PROBLEM = Every record must be written out once more, with nothing added or omitted.

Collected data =
══════════
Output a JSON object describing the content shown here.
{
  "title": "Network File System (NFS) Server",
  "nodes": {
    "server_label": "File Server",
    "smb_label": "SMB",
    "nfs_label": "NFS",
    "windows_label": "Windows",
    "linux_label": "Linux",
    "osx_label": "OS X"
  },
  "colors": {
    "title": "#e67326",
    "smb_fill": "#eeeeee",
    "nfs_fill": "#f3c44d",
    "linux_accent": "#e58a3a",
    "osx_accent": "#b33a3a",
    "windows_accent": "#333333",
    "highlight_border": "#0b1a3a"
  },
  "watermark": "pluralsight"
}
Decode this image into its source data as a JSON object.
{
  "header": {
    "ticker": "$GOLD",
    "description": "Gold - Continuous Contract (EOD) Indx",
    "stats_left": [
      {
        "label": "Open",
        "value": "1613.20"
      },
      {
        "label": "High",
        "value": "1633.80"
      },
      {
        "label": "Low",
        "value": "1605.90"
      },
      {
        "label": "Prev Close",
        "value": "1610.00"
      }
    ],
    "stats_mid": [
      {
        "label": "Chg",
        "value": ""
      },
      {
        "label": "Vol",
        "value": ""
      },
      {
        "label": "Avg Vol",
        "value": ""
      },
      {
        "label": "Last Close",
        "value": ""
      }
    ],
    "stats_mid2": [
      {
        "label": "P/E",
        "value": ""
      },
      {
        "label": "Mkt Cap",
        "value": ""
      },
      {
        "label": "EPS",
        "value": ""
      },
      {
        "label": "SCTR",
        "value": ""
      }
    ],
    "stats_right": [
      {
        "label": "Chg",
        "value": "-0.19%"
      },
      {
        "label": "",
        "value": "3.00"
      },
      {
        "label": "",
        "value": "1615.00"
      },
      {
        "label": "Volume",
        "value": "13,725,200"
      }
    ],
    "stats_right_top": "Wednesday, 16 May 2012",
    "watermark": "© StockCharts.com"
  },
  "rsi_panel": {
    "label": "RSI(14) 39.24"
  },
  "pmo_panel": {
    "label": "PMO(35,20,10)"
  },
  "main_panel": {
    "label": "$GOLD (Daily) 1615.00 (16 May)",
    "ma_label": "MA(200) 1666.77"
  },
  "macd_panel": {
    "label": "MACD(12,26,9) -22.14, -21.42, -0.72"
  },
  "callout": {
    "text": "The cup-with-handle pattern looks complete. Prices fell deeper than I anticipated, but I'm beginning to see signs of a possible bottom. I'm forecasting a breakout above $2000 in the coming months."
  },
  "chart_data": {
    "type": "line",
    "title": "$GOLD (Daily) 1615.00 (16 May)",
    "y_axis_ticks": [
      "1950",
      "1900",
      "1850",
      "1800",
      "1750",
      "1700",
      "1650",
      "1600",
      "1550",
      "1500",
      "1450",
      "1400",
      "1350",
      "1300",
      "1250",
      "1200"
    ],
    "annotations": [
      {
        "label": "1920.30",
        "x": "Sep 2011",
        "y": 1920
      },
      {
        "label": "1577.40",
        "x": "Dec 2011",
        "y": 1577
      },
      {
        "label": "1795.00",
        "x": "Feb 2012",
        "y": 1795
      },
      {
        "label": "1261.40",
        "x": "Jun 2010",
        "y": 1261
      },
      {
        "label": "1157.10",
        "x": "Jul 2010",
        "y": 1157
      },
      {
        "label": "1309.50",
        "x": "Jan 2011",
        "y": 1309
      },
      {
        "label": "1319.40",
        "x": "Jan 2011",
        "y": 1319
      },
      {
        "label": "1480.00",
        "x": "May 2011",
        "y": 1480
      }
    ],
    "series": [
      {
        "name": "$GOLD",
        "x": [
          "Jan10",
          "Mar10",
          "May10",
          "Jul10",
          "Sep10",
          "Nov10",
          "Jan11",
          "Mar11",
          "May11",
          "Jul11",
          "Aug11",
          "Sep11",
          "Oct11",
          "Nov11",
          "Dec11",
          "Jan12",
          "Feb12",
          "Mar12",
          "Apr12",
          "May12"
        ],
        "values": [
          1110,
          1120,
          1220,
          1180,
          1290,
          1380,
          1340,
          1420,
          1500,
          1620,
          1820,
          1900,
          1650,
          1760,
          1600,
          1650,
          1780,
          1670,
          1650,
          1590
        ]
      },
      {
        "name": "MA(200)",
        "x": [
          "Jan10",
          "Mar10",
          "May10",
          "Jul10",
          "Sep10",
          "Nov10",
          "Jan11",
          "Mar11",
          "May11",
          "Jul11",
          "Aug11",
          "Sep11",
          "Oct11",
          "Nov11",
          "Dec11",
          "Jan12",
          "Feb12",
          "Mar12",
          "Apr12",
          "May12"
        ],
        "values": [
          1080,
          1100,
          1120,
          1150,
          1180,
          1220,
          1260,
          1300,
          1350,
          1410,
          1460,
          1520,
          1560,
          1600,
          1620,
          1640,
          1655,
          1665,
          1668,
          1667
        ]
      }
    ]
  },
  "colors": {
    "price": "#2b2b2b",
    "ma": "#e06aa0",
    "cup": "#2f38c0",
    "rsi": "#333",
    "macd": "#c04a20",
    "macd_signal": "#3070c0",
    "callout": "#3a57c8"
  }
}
══════════
WORKED ANSWER =
Output a JSON object describing the content shown here.
{
  "title": "Network File System (NFS) Server",
  "nodes": {
    "server_label": "File Server",
    "smb_label": "SMB",
    "nfs_label": "NFS",
    "windows_label": "Windows",
    "linux_label": "Linux",
    "osx_label": "OS X"
  },
  "colors": {
    "title": "#e67326",
    "smb_fill": "#eeeeee",
    "nfs_fill": "#f3c44d",
    "linux_accent": "#e58a3a",
    "osx_accent": "#b33a3a",
    "windows_accent": "#333333",
    "highlight_border": "#0b1a3a"
  },
  "watermark": "pluralsight"
}
Decode this image into its source data as a JSON object.
{
  "header": {
    "ticker": "$GOLD",
    "description": "Gold - Continuous Contract (EOD) Indx",
    "stats_left": [
      {
        "label": "Open",
        "value": "1613.20"
      },
      {
        "label": "High",
        "value": "1633.80"
      },
      {
        "label": "Low",
        "value": "1605.90"
      },
      {
        "label": "Prev Close",
        "value": "1610.00"
      }
    ],
    "stats_mid": [
      {
        "label": "Chg",
        "value": ""
      },
      {
        "label": "Vol",
        "value": ""
      },
      {
        "label": "Avg Vol",
        "value": ""
      },
      {
        "label": "Last Close",
        "value": ""
      }
    ],
    "stats_mid2": [
      {
        "label": "P/E",
        "value": ""
      },
      {
        "label": "Mkt Cap",
        "value": ""
      },
      {
        "label": "EPS",
        "value": ""
      },
      {
        "label": "SCTR",
        "value": ""
      }
    ],
    "stats_right": [
      {
        "label": "Chg",
        "value": "-0.19%"
      },
      {
        "label": "",
        "value": "3.00"
      },
      {
        "label": "",
        "value": "1615.00"
      },
      {
        "label": "Volume",
        "value": "13,725,200"
      }
    ],
    "stats_right_top": "Wednesday, 16 May 2012",
    "watermark": "© StockCharts.com"
  },
  "rsi_panel": {
    "label": "RSI(14) 39.24"
  },
  "pmo_panel": {
    "label": "PMO(35,20,10)"
  },
  "main_panel": {
    "label": "$GOLD (Daily) 1615.00 (16 May)",
    "ma_label": "MA(200) 1666.77"
  },
  "macd_panel": {
    "label": "MACD(12,26,9) -22.14, -21.42, -0.72"
  },
  "callout": {
    "text": "The cup-with-handle pattern looks complete. Prices fell deeper than I anticipated, but I'm beginning to see signs of a possible bottom. I'm forecasting a breakout above $2000 in the coming months."
  },
  "chart_data": {
    "type": "line",
    "title": "$GOLD (Daily) 1615.00 (16 May)",
    "y_axis_ticks": [
      "1950",
      "1900",
      "1850",
      "1800",
      "1750",
      "1700",
      "1650",
      "1600",
      "1550",
      "1500",
      "1450",
      "1400",
      "1350",
      "1300",
      "1250",
      "1200"
    ],
    "annotations": [
      {
        "label": "1920.30",
        "x": "Sep 2011",
        "y": 1920
      },
      {
        "label": "1577.40",
        "x": "Dec 2011",
        "y": 1577
      },
      {
        "label": "1795.00",
        "x": "Feb 2012",
        "y": 1795
      },
      {
        "label": "1261.40",
        "x": "Jun 2010",
        "y": 1261
      },
      {
        "label": "1157.10",
        "x": "Jul 2010",
        "y": 1157
      },
      {
        "label": "1309.50",
        "x": "Jan 2011",
        "y": 1309
      },
      {
        "label": "1319.40",
        "x": "Jan 2011",
        "y": 1319
      },
      {
        "label": "1480.00",
        "x": "May 2011",
        "y": 1480
      }
    ],
    "series": [
      {
        "name": "$GOLD",
        "x": [
          "Jan10",
          "Mar10",
          "May10",
          "Jul10",
          "Sep10",
          "Nov10",
          "Jan11",
          "Mar11",
          "May11",
          "Jul11",
          "Aug11",
          "Sep11",
          "Oct11",
          "Nov11",
          "Dec11",
          "Jan12",
          "Feb12",
          "Mar12",
          "Apr12",
          "May12"
        ],
        "values": [
          1110,
          1120,
          1220,
          1180,
          1290,
          1380,
          1340,
          1420,
          1500,
          1620,
          1820,
          1900,
          1650,
          1760,
          1600,
          1650,
          1780,
          1670,
          1650,
          1590
        ]
      },
      {
        "name": "MA(200)",
        "x": [
          "Jan10",
          "Mar10",
          "May10",
          "Jul10",
          "Sep10",
          "Nov10",
          "Jan11",
          "Mar11",
          "May11",
          "Jul11",
          "Aug11",
          "Sep11",
          "Oct11",
          "Nov11",
          "Dec11",
          "Jan12",
          "Feb12",
          "Mar12",
          "Apr12",
          "May12"
        ],
        "values": [
          1080,
          1100,
          1120,
          1150,
          1180,
          1220,
          1260,
          1300,
          1350,
          1410,
          1460,
          1520,
          1560,
          1600,
          1620,
          1640,
          1655,
          1665,
          1668,
          1667
        ]
      }
    ]
  },
  "colors": {
    "price": "#2b2b2b",
    "ma": "#e06aa0",
    "cup": "#2f38c0",
    "rsi": "#333",
    "macd": "#c04a20",
    "macd_signal": "#3070c0",
    "callout": "#3a57c8"
  }
}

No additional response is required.